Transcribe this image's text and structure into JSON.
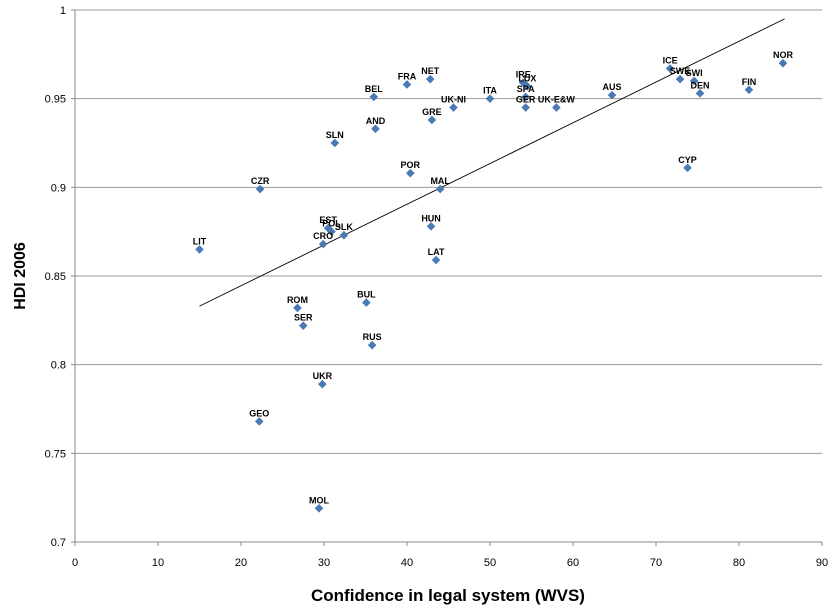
{
  "chart_data": {
    "type": "scatter",
    "xlabel": "Confidence in legal system (WVS)",
    "ylabel": "HDI 2006",
    "xlim": [
      0,
      90
    ],
    "ylim": [
      0.7,
      1
    ],
    "x_ticks": [
      "0",
      "10",
      "20",
      "30",
      "40",
      "50",
      "60",
      "70",
      "80",
      "90"
    ],
    "y_ticks": [
      "0.7",
      "0.75",
      "0.8",
      "0.85",
      "0.9",
      "0.95",
      "1"
    ],
    "grid": "horizontal",
    "marker_color": "#4a7ab5",
    "trendline": {
      "x": [
        15,
        85.5
      ],
      "y": [
        0.833,
        0.995
      ]
    },
    "points": [
      {
        "label": "LIT",
        "x": 15.0,
        "y": 0.865
      },
      {
        "label": "CZR",
        "x": 22.3,
        "y": 0.899
      },
      {
        "label": "GEO",
        "x": 22.2,
        "y": 0.768
      },
      {
        "label": "ROM",
        "x": 26.8,
        "y": 0.832
      },
      {
        "label": "SER",
        "x": 27.5,
        "y": 0.822
      },
      {
        "label": "MOL",
        "x": 29.4,
        "y": 0.719
      },
      {
        "label": "UKR",
        "x": 29.8,
        "y": 0.789
      },
      {
        "label": "CRO",
        "x": 29.9,
        "y": 0.868
      },
      {
        "label": "EST",
        "x": 30.5,
        "y": 0.877
      },
      {
        "label": "POL",
        "x": 30.9,
        "y": 0.875
      },
      {
        "label": "SLN",
        "x": 31.3,
        "y": 0.925
      },
      {
        "label": "SLK",
        "x": 32.4,
        "y": 0.873
      },
      {
        "label": "BUL",
        "x": 35.1,
        "y": 0.835
      },
      {
        "label": "RUS",
        "x": 35.8,
        "y": 0.811
      },
      {
        "label": "BEL",
        "x": 36.0,
        "y": 0.951
      },
      {
        "label": "AND",
        "x": 36.2,
        "y": 0.933
      },
      {
        "label": "FRA",
        "x": 40.0,
        "y": 0.958
      },
      {
        "label": "POR",
        "x": 40.4,
        "y": 0.908
      },
      {
        "label": "NET",
        "x": 42.8,
        "y": 0.961
      },
      {
        "label": "HUN",
        "x": 42.9,
        "y": 0.878
      },
      {
        "label": "GRE",
        "x": 43.0,
        "y": 0.938
      },
      {
        "label": "LAT",
        "x": 43.5,
        "y": 0.859
      },
      {
        "label": "MAL",
        "x": 44.0,
        "y": 0.899
      },
      {
        "label": "UK-NI",
        "x": 45.6,
        "y": 0.945
      },
      {
        "label": "ITA",
        "x": 50.0,
        "y": 0.95
      },
      {
        "label": "IRE",
        "x": 54.0,
        "y": 0.959
      },
      {
        "label": "SPA",
        "x": 54.3,
        "y": 0.951
      },
      {
        "label": "GER",
        "x": 54.3,
        "y": 0.945
      },
      {
        "label": "LUX",
        "x": 54.5,
        "y": 0.957
      },
      {
        "label": "UK-E&W",
        "x": 58.0,
        "y": 0.945
      },
      {
        "label": "AUS",
        "x": 64.7,
        "y": 0.952
      },
      {
        "label": "ICE",
        "x": 71.7,
        "y": 0.967
      },
      {
        "label": "SWE",
        "x": 72.9,
        "y": 0.961
      },
      {
        "label": "CYP",
        "x": 73.8,
        "y": 0.911
      },
      {
        "label": "SWI",
        "x": 74.6,
        "y": 0.96
      },
      {
        "label": "DEN",
        "x": 75.3,
        "y": 0.953
      },
      {
        "label": "FIN",
        "x": 81.2,
        "y": 0.955
      },
      {
        "label": "NOR",
        "x": 85.3,
        "y": 0.97
      }
    ]
  }
}
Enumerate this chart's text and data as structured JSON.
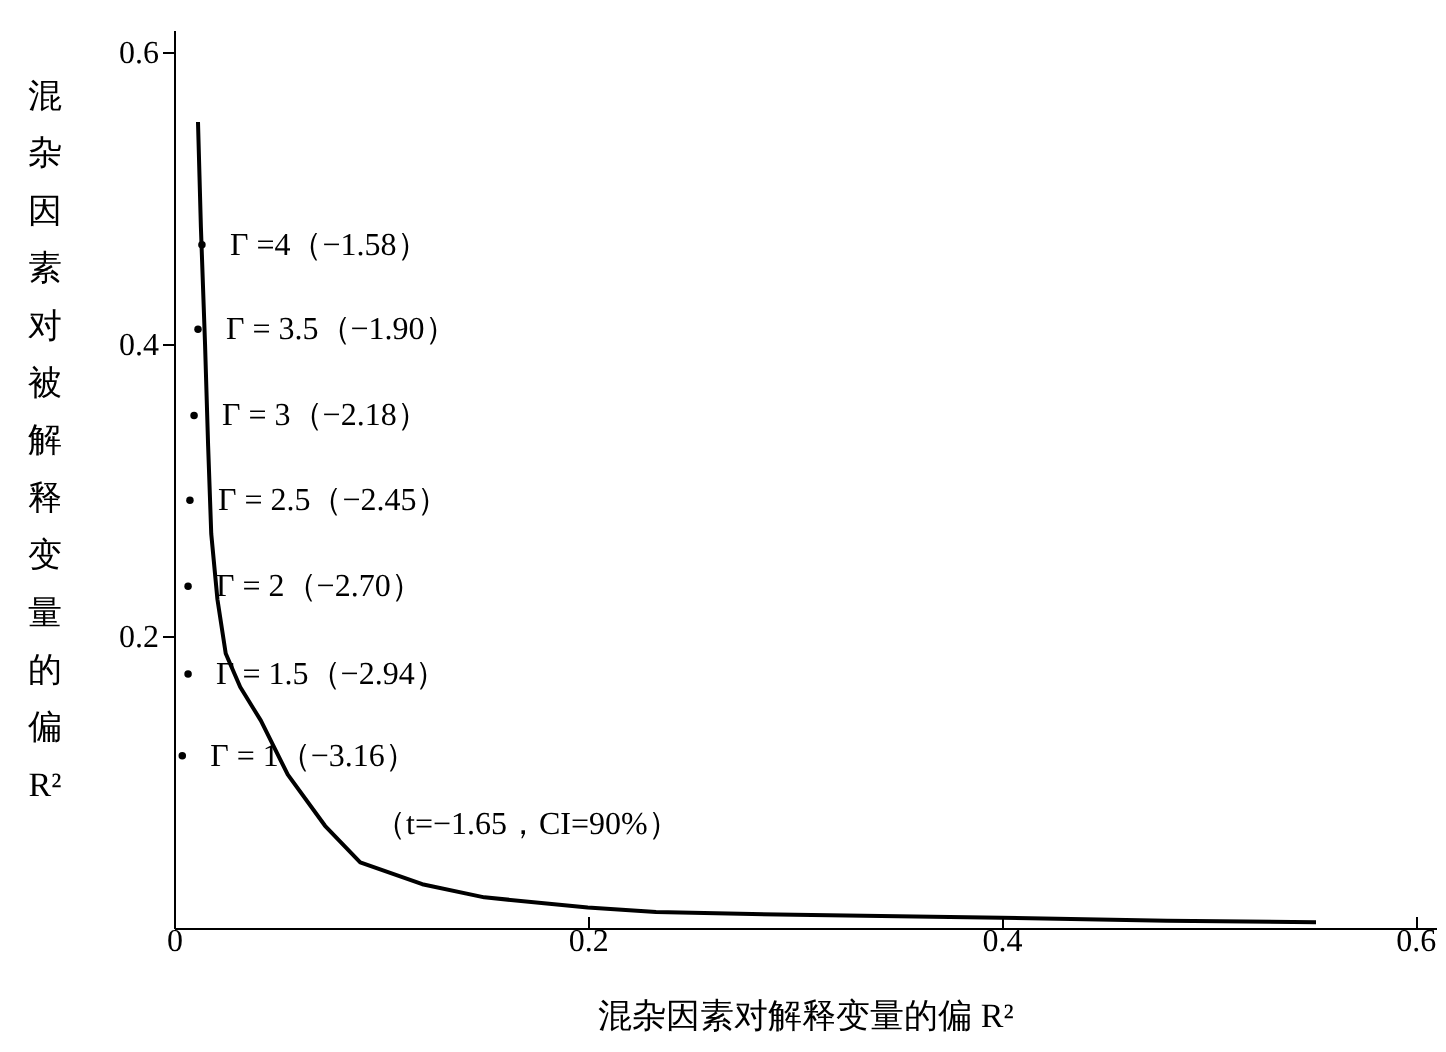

• [GIVEN INSTRUCTION]:
Give every line back word for word and leave the pictures out.

• [IN RESPONSE]:
Transcribe this image's text and structure into JSON.
{
  "chart_data": {
    "type": "scatter",
    "xlabel": "Confidence in legal system (WVS)",
    "ylabel": "HDI 2006",
    "xlim": [
      0,
      90
    ],
    "ylim": [
      0.7,
      1
    ],
    "x_ticks": [
      "0",
      "10",
      "20",
      "30",
      "40",
      "50",
      "60",
      "70",
      "80",
      "90"
    ],
    "y_ticks": [
      "0.7",
      "0.75",
      "0.8",
      "0.85",
      "0.9",
      "0.95",
      "1"
    ],
    "grid": "horizontal",
    "marker_color": "#4a7ab5",
    "trendline": {
      "x": [
        15,
        85.5
      ],
      "y": [
        0.833,
        0.995
      ]
    },
    "points": [
      {
        "label": "LIT",
        "x": 15.0,
        "y": 0.865
      },
      {
        "label": "CZR",
        "x": 22.3,
        "y": 0.899
      },
      {
        "label": "GEO",
        "x": 22.2,
        "y": 0.768
      },
      {
        "label": "ROM",
        "x": 26.8,
        "y": 0.832
      },
      {
        "label": "SER",
        "x": 27.5,
        "y": 0.822
      },
      {
        "label": "MOL",
        "x": 29.4,
        "y": 0.719
      },
      {
        "label": "UKR",
        "x": 29.8,
        "y": 0.789
      },
      {
        "label": "CRO",
        "x": 29.9,
        "y": 0.868
      },
      {
        "label": "EST",
        "x": 30.5,
        "y": 0.877
      },
      {
        "label": "POL",
        "x": 30.9,
        "y": 0.875
      },
      {
        "label": "SLN",
        "x": 31.3,
        "y": 0.925
      },
      {
        "label": "SLK",
        "x": 32.4,
        "y": 0.873
      },
      {
        "label": "BUL",
        "x": 35.1,
        "y": 0.835
      },
      {
        "label": "RUS",
        "x": 35.8,
        "y": 0.811
      },
      {
        "label": "BEL",
        "x": 36.0,
        "y": 0.951
      },
      {
        "label": "AND",
        "x": 36.2,
        "y": 0.933
      },
      {
        "label": "FRA",
        "x": 40.0,
        "y": 0.958
      },
      {
        "label": "POR",
        "x": 40.4,
        "y": 0.908
      },
      {
        "label": "NET",
        "x": 42.8,
        "y": 0.961
      },
      {
        "label": "HUN",
        "x": 42.9,
        "y": 0.878
      },
      {
        "label": "GRE",
        "x": 43.0,
        "y": 0.938
      },
      {
        "label": "LAT",
        "x": 43.5,
        "y": 0.859
      },
      {
        "label": "MAL",
        "x": 44.0,
        "y": 0.899
      },
      {
        "label": "UK-NI",
        "x": 45.6,
        "y": 0.945
      },
      {
        "label": "ITA",
        "x": 50.0,
        "y": 0.95
      },
      {
        "label": "IRE",
        "x": 54.0,
        "y": 0.959
      },
      {
        "label": "SPA",
        "x": 54.3,
        "y": 0.951
      },
      {
        "label": "GER",
        "x": 54.3,
        "y": 0.945
      },
      {
        "label": "LUX",
        "x": 54.5,
        "y": 0.957
      },
      {
        "label": "UK-E&W",
        "x": 58.0,
        "y": 0.945
      },
      {
        "label": "AUS",
        "x": 64.7,
        "y": 0.952
      },
      {
        "label": "ICE",
        "x": 71.7,
        "y": 0.967
      },
      {
        "label": "SWE",
        "x": 72.9,
        "y": 0.961
      },
      {
        "label": "CYP",
        "x": 73.8,
        "y": 0.911
      },
      {
        "label": "SWI",
        "x": 74.6,
        "y": 0.96
      },
      {
        "label": "DEN",
        "x": 75.3,
        "y": 0.953
      },
      {
        "label": "FIN",
        "x": 81.2,
        "y": 0.955
      },
      {
        "label": "NOR",
        "x": 85.3,
        "y": 0.97
      }
    ]
  }
}
Enumerate this chart's text and data as structured JSON.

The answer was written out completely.